***** Extract provided *****
Modern pride is also exclusively LGBT – early Pride marches weren’t just for the gays, as often other marginalised groups and social campaigns marched together, united in solidarity with a clear class consciousness. These days are long gone, replaced with pop music stages and a lack of political struggle. So what can be done? How do we combat this?

The answer is rather than viewing our lives through a heterosexual lens, the gay community must accept that universal LGBT emancipation and liberation cannot be achieved under society’s current system. Capitalism has absorbed queer culture for profit; viewing gay lives as commodities that prop up the state. This ‘assimilation’ aspect is described by the GLF activist and communist Harry Hay as “a contract between an individual and the engulfing majority whereby the individual tailors himself (regardless of his personal independent requirements) to be acceptable to the community’s arbitrary conditions”. Conforming to a structure or identity made for us by the ruling class as ‘acceptable’ denies personal identity and fails to liberate the individual entirely. Why should LGBT people conform to a standard made by people so far removed from our own identity and values? 

This also includes the lives of the working class, immigrants, the disabled and other marginalised groups who are permitted to exist and live within the confinement of the ruling state’s jurisdiction. LGBT people have won marriage equality – yet this ‘equality’ is simply a reflection of heterosexual values that have been brushed haphazardly onto LGBT lifestyles without any real analysis or understanding from a queer perspective. Ultimately these freedoms could be revoked whenever it suits the state. What we have won and struggled for whilst living under capitalism can just as easily be taken away. 

We can no longer exist with our rights in the hands of such an oppressive, unstable and abusive force. 

This concept of solidarity was understood and enacted by the early days of the gay rights movement, which sadly has dissipated over time. The Communist Leslie Fienberg wrote in her book Transgender Liberation that “Like racism and all forms of prejudice, bigotry against transgendered people is a deadly carcinogen. We are pitted against each other in order to keep us from seeing each other as allies. Genuine bonds of solidarity can be forged between people who respect each other’s differences and are willing to fight their enemy together. We are the class that does the work of the world, and can revolutionise it. We can win true liberation.”
*****
Using the information
A. In the piece on Pride and LGBT liberation, copy the stretch from "Modern pride is" through "we combat this?", swapping "pop music stages" for "corporate floats".
B. Please resume the piece on Pride and LGBT liberation right after its final sentence, and carry it forward with a few more paragraphs.
***** Provided information *****
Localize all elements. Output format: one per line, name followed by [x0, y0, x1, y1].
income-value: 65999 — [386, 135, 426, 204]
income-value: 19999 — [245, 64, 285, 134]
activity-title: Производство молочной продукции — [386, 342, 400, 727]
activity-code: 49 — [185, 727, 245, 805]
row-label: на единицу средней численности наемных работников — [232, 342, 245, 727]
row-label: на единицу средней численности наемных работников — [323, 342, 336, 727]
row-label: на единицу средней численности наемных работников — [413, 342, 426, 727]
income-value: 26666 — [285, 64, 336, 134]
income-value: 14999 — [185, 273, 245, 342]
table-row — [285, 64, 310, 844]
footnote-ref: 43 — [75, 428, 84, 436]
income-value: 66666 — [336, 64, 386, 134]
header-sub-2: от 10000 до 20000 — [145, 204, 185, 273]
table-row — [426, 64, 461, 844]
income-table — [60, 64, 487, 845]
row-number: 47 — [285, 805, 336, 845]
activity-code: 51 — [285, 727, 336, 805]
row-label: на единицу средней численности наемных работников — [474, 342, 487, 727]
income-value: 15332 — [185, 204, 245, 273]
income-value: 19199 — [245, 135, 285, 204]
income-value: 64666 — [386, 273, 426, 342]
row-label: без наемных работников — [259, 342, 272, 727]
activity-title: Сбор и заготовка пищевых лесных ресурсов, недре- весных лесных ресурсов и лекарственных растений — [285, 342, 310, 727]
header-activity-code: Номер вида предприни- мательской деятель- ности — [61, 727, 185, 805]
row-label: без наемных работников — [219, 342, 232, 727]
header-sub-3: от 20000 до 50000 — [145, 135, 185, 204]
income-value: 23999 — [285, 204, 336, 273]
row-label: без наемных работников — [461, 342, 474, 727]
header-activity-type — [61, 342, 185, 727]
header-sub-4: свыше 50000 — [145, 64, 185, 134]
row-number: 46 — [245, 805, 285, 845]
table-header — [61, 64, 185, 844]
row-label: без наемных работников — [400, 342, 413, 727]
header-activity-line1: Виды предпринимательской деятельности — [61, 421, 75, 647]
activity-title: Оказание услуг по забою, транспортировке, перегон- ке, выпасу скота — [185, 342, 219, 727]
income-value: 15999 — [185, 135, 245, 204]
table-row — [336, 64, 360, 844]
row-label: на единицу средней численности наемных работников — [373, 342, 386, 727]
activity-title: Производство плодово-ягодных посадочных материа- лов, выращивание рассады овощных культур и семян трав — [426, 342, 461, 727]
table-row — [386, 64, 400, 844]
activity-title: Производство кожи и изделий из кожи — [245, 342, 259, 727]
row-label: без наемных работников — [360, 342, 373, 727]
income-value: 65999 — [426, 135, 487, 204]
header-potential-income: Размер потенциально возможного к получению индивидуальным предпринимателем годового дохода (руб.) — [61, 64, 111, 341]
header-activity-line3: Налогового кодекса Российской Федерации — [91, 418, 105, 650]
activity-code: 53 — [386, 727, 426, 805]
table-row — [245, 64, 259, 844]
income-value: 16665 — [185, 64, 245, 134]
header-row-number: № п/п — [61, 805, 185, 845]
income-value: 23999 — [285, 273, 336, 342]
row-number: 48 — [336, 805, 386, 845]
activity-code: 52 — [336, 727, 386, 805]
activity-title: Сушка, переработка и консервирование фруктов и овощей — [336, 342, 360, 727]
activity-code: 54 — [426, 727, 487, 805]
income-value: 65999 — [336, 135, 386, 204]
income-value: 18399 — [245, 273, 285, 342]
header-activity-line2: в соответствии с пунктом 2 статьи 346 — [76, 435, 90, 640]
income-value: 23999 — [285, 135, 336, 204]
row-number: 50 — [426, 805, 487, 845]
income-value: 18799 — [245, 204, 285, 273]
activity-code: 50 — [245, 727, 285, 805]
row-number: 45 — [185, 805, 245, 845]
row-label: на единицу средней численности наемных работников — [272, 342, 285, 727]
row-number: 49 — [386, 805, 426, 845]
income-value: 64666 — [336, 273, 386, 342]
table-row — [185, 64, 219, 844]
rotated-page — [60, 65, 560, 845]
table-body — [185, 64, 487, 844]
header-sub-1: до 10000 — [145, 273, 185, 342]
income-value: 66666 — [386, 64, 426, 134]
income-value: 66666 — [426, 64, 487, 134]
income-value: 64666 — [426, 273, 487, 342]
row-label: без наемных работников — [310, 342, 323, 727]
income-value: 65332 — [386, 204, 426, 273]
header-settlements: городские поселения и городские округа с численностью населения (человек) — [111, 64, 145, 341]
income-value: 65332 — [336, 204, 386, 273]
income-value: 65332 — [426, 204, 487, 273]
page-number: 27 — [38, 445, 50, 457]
*****
Answers in order
A.
Modern pride is also exclusively LGBT – early Pride marches weren’t just for the gays, as often other marginalised groups and social campaigns marched together, united in solidarity with a clear class consciousness. These days are long gone, replaced with corporate floats and a lack of political struggle. So what can be done? How do we combat this?

B.
It is worth remembering that capitalism will do everything in its power to divide and sow discord between groups to ensure a mass-movement against its power will never come about. With revolution, the current systems that prevent universal LGBT liberation from taking place will cease to exist, allowing everyone, no matter who they love or how they identify, will finally be able to live as themselves in liberty. This is our goal as Communists.  

In order to make this happen, the LGBT community has a responsibility to reclaim Pride – rather than meaningless partying, we should unite together to remember the gay men, women and transgender people who risked arrest and humiliation at the hands of the authorities because they were sick and tired of persecution. To move forward, we should honour their sacrifice and legacy by building a renewed movement that questions the current stagnation of radical gay politics and works to end the capitalist takeover. In the words of Martha P Johnson, the famous black drag queen who was instrumental in the Stonewall uprising,  “As long as gay people don’t have their rights all across America, there’s no reason for celebration”. Once again, it’s time to rock the boat.